──────── Given entries

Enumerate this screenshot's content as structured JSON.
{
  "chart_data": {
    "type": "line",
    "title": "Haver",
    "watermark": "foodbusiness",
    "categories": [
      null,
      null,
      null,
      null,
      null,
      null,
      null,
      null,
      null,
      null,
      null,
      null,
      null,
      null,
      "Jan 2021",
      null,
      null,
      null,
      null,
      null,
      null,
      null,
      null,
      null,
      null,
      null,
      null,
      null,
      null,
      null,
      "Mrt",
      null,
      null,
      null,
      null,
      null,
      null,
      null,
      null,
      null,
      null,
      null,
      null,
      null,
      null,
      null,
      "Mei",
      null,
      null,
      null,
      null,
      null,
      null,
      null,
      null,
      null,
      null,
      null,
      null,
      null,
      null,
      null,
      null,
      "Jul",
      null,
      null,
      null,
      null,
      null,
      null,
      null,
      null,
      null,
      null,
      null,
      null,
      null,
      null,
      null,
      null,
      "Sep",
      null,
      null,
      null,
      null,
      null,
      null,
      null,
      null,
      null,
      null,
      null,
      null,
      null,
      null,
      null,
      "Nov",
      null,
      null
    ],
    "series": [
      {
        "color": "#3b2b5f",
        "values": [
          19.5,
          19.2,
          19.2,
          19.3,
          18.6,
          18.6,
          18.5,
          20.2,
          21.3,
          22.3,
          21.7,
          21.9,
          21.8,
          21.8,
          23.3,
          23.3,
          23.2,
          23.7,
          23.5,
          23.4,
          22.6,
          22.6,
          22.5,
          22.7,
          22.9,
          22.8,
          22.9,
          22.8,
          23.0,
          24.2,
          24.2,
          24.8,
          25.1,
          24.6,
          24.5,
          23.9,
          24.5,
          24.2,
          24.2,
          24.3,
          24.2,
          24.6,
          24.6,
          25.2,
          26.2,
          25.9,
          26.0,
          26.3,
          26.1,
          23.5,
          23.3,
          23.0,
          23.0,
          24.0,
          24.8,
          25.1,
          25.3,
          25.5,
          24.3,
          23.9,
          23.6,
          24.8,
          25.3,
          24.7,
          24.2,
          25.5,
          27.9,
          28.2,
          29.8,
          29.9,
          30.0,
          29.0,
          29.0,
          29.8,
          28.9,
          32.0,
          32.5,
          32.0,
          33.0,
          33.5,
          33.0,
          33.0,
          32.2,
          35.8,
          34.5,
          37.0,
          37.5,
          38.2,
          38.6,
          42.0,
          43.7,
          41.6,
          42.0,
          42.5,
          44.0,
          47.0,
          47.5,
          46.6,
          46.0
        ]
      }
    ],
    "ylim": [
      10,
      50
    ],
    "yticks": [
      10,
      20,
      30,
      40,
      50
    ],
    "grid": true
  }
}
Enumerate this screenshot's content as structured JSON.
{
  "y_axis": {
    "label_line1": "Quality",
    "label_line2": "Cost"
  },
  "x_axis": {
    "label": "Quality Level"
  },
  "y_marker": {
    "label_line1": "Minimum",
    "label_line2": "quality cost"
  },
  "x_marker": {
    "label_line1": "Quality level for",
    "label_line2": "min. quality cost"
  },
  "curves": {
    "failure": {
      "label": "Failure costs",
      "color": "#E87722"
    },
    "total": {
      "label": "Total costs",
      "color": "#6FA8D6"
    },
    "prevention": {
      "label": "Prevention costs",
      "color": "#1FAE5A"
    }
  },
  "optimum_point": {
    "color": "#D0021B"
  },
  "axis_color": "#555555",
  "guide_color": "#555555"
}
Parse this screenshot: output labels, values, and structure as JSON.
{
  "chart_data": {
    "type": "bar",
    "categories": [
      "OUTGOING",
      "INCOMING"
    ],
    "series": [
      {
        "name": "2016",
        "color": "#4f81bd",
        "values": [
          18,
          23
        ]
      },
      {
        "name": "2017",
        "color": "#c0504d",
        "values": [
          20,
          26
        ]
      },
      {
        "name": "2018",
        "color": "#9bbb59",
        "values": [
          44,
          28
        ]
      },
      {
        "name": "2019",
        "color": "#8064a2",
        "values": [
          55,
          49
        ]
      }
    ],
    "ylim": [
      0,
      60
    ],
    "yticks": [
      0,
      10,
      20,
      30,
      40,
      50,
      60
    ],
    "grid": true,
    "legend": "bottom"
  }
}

────────────────

Task prompt —
Can you restate every record above word for word?

Answer for the task —
Enumerate this screenshot's content as structured JSON.
{
  "chart_data": {
    "type": "line",
    "title": "Haver",
    "watermark": "foodbusiness",
    "categories": [
      null,
      null,
      null,
      null,
      null,
      null,
      null,
      null,
      null,
      null,
      null,
      null,
      null,
      null,
      "Jan 2021",
      null,
      null,
      null,
      null,
      null,
      null,
      null,
      null,
      null,
      null,
      null,
      null,
      null,
      null,
      null,
      "Mrt",
      null,
      null,
      null,
      null,
      null,
      null,
      null,
      null,
      null,
      null,
      null,
      null,
      null,
      null,
      null,
      "Mei",
      null,
      null,
      null,
      null,
      null,
      null,
      null,
      null,
      null,
      null,
      null,
      null,
      null,
      null,
      null,
      null,
      "Jul",
      null,
      null,
      null,
      null,
      null,
      null,
      null,
      null,
      null,
      null,
      null,
      null,
      null,
      null,
      null,
      null,
      "Sep",
      null,
      null,
      null,
      null,
      null,
      null,
      null,
      null,
      null,
      null,
      null,
      null,
      null,
      null,
      null,
      "Nov",
      null,
      null
    ],
    "series": [
      {
        "color": "#3b2b5f",
        "values": [
          19.5,
          19.2,
          19.2,
          19.3,
          18.6,
          18.6,
          18.5,
          20.2,
          21.3,
          22.3,
          21.7,
          21.9,
          21.8,
          21.8,
          23.3,
          23.3,
          23.2,
          23.7,
          23.5,
          23.4,
          22.6,
          22.6,
          22.5,
          22.7,
          22.9,
          22.8,
          22.9,
          22.8,
          23.0,
          24.2,
          24.2,
          24.8,
          25.1,
          24.6,
          24.5,
          23.9,
          24.5,
          24.2,
          24.2,
          24.3,
          24.2,
          24.6,
          24.6,
          25.2,
          26.2,
          25.9,
          26.0,
          26.3,
          26.1,
          23.5,
          23.3,
          23.0,
          23.0,
          24.0,
          24.8,
          25.1,
          25.3,
          25.5,
          24.3,
          23.9,
          23.6,
          24.8,
          25.3,
          24.7,
          24.2,
          25.5,
          27.9,
          28.2,
          29.8,
          29.9,
          30.0,
          29.0,
          29.0,
          29.8,
          28.9,
          32.0,
          32.5,
          32.0,
          33.0,
          33.5,
          33.0,
          33.0,
          32.2,
          35.8,
          34.5,
          37.0,
          37.5,
          38.2,
          38.6,
          42.0,
          43.7,
          41.6,
          42.0,
          42.5,
          44.0,
          47.0,
          47.5,
          46.6,
          46.0
        ]
      }
    ],
    "ylim": [
      10,
      50
    ],
    "yticks": [
      10,
      20,
      30,
      40,
      50
    ],
    "grid": true
  }
}
Enumerate this screenshot's content as structured JSON.
{
  "y_axis": {
    "label_line1": "Quality",
    "label_line2": "Cost"
  },
  "x_axis": {
    "label": "Quality Level"
  },
  "y_marker": {
    "label_line1": "Minimum",
    "label_line2": "quality cost"
  },
  "x_marker": {
    "label_line1": "Quality level for",
    "label_line2": "min. quality cost"
  },
  "curves": {
    "failure": {
      "label": "Failure costs",
      "color": "#E87722"
    },
    "total": {
      "label": "Total costs",
      "color": "#6FA8D6"
    },
    "prevention": {
      "label": "Prevention costs",
      "color": "#1FAE5A"
    }
  },
  "optimum_point": {
    "color": "#D0021B"
  },
  "axis_color": "#555555",
  "guide_color": "#555555"
}
Parse this screenshot: output labels, values, and structure as JSON.
{
  "chart_data": {
    "type": "bar",
    "categories": [
      "OUTGOING",
      "INCOMING"
    ],
    "series": [
      {
        "name": "2016",
        "color": "#4f81bd",
        "values": [
          18,
          23
        ]
      },
      {
        "name": "2017",
        "color": "#c0504d",
        "values": [
          20,
          26
        ]
      },
      {
        "name": "2018",
        "color": "#9bbb59",
        "values": [
          44,
          28
        ]
      },
      {
        "name": "2019",
        "color": "#8064a2",
        "values": [
          55,
          49
        ]
      }
    ],
    "ylim": [
      0,
      60
    ],
    "yticks": [
      0,
      10,
      20,
      30,
      40,
      50,
      60
    ],
    "grid": true,
    "legend": "bottom"
  }
}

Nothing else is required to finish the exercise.